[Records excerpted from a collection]
[Start]

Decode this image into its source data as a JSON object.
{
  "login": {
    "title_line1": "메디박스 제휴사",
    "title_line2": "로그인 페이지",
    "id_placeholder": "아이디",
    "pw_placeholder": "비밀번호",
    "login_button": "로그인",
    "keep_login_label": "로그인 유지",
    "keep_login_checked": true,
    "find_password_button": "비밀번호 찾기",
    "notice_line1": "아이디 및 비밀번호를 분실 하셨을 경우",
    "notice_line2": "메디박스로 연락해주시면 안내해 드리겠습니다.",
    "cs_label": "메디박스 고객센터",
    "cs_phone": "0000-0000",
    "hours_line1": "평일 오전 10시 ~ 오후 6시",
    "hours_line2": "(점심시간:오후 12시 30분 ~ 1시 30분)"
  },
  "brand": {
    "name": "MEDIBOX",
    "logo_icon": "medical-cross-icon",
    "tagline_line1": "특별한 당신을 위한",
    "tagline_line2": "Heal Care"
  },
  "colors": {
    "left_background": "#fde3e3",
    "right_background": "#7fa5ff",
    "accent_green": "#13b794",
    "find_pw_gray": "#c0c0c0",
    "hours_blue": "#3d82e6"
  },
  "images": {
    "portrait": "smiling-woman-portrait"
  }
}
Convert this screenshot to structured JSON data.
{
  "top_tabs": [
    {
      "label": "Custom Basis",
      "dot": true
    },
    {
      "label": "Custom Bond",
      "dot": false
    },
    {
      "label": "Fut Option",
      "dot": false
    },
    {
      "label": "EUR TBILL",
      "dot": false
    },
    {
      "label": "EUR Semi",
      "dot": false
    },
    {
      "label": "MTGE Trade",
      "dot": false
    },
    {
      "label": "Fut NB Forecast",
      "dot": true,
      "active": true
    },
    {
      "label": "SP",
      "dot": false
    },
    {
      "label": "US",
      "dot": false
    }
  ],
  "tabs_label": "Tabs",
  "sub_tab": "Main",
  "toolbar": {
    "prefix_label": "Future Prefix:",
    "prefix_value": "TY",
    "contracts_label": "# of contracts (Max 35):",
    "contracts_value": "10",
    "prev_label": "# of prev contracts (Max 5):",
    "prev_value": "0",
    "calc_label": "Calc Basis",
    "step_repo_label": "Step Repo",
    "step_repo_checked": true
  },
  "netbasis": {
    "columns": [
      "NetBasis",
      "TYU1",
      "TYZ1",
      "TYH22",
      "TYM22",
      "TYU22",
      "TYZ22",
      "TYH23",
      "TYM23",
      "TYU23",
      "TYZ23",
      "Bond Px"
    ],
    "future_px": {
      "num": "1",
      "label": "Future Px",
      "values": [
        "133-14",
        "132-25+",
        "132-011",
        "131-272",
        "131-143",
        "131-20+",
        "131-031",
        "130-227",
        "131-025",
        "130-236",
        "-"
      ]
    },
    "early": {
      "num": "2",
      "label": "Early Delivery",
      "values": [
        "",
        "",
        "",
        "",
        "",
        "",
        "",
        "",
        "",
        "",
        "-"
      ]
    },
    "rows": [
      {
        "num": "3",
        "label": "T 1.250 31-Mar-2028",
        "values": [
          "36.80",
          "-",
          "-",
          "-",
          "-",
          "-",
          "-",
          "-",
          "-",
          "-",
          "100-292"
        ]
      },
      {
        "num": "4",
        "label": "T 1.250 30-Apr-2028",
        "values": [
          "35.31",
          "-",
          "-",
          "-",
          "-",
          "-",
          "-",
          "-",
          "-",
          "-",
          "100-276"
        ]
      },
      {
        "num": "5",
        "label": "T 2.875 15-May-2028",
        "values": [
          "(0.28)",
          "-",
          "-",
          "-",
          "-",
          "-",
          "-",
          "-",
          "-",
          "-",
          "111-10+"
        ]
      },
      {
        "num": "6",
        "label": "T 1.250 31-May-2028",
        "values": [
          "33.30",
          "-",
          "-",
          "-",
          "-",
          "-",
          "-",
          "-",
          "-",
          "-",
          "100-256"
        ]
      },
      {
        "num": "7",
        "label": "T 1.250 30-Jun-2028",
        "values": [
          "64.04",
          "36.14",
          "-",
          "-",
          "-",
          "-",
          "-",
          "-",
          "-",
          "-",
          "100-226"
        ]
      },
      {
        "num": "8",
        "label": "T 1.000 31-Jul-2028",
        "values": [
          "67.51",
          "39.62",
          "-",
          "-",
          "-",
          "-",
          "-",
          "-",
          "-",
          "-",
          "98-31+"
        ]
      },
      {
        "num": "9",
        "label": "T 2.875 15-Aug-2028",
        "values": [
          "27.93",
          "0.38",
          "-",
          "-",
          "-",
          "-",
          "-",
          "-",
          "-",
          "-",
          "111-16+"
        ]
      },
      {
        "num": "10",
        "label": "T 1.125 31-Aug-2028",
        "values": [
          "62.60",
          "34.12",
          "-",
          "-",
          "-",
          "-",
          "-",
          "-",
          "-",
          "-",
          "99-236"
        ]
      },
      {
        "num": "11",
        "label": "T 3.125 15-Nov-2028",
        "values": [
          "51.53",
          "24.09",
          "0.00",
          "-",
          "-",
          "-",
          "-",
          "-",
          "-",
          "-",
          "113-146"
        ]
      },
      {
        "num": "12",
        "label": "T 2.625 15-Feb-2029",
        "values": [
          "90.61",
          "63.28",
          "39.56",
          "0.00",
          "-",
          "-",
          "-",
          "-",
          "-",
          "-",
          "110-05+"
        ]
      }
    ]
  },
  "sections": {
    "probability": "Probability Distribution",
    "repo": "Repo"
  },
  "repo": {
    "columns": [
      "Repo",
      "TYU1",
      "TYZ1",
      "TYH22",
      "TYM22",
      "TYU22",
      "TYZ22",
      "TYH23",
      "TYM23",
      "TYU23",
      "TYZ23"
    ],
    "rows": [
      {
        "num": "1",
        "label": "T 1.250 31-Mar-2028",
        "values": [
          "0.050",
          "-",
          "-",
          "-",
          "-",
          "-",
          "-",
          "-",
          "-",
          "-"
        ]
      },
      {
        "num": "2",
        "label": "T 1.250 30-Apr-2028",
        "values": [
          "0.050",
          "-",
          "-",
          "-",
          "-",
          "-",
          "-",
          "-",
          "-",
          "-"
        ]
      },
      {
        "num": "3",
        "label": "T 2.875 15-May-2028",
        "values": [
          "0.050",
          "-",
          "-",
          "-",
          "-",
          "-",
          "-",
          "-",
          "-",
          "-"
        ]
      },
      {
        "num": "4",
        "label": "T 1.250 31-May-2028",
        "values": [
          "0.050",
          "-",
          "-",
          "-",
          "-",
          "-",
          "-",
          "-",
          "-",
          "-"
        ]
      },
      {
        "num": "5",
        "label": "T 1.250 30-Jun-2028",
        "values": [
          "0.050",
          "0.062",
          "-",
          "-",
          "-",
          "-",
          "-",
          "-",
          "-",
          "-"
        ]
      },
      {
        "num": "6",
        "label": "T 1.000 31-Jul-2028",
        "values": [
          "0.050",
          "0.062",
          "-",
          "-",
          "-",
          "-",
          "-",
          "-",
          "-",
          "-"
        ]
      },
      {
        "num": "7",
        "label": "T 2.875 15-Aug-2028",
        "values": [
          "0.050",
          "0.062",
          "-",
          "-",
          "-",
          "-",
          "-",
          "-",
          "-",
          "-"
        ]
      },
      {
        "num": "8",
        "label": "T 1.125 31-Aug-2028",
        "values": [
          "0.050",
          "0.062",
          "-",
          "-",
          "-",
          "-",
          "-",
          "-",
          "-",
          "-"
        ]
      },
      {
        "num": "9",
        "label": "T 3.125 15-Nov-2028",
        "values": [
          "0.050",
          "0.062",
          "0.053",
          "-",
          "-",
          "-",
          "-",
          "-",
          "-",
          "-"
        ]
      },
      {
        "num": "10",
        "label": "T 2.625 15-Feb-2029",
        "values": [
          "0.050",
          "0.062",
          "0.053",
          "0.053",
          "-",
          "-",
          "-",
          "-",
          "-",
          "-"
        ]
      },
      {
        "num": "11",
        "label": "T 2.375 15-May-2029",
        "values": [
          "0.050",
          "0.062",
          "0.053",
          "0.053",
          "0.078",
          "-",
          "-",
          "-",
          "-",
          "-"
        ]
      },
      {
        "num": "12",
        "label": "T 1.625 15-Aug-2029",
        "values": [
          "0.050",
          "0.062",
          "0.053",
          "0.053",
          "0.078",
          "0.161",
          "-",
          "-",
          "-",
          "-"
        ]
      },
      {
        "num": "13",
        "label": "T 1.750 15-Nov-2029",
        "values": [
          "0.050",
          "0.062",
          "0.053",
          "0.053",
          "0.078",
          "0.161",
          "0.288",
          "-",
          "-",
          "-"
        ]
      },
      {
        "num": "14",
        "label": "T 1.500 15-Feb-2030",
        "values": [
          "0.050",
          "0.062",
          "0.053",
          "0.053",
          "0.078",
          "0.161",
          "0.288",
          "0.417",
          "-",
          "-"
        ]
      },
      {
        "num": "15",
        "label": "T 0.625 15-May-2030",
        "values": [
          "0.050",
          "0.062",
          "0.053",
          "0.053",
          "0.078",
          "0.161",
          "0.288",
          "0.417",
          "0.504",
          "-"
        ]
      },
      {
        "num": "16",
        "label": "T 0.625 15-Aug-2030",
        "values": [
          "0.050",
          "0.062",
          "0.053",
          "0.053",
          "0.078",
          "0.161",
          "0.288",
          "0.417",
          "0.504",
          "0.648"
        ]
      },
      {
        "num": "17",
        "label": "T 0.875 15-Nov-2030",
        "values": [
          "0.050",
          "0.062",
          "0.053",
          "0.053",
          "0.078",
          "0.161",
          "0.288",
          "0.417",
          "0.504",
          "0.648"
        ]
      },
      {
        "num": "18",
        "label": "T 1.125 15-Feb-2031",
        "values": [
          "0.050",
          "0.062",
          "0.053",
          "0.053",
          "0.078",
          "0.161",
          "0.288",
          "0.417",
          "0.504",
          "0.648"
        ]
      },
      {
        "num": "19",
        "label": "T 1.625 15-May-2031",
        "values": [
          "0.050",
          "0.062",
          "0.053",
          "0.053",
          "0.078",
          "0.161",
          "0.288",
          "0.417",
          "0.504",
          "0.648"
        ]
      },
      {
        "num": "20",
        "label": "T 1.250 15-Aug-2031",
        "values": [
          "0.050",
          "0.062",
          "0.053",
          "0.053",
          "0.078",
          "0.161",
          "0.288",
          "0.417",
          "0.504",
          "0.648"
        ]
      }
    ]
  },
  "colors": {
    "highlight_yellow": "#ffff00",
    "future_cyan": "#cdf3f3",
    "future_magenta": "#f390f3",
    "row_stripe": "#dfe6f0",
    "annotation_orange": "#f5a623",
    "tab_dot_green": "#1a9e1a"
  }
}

[End]

_What you will do:_
Lines that hold the word "data" are the ones to return, every one of them.

_Result:_
Decode this image into its source data as a JSON object.
Convert this screenshot to structured JSON data.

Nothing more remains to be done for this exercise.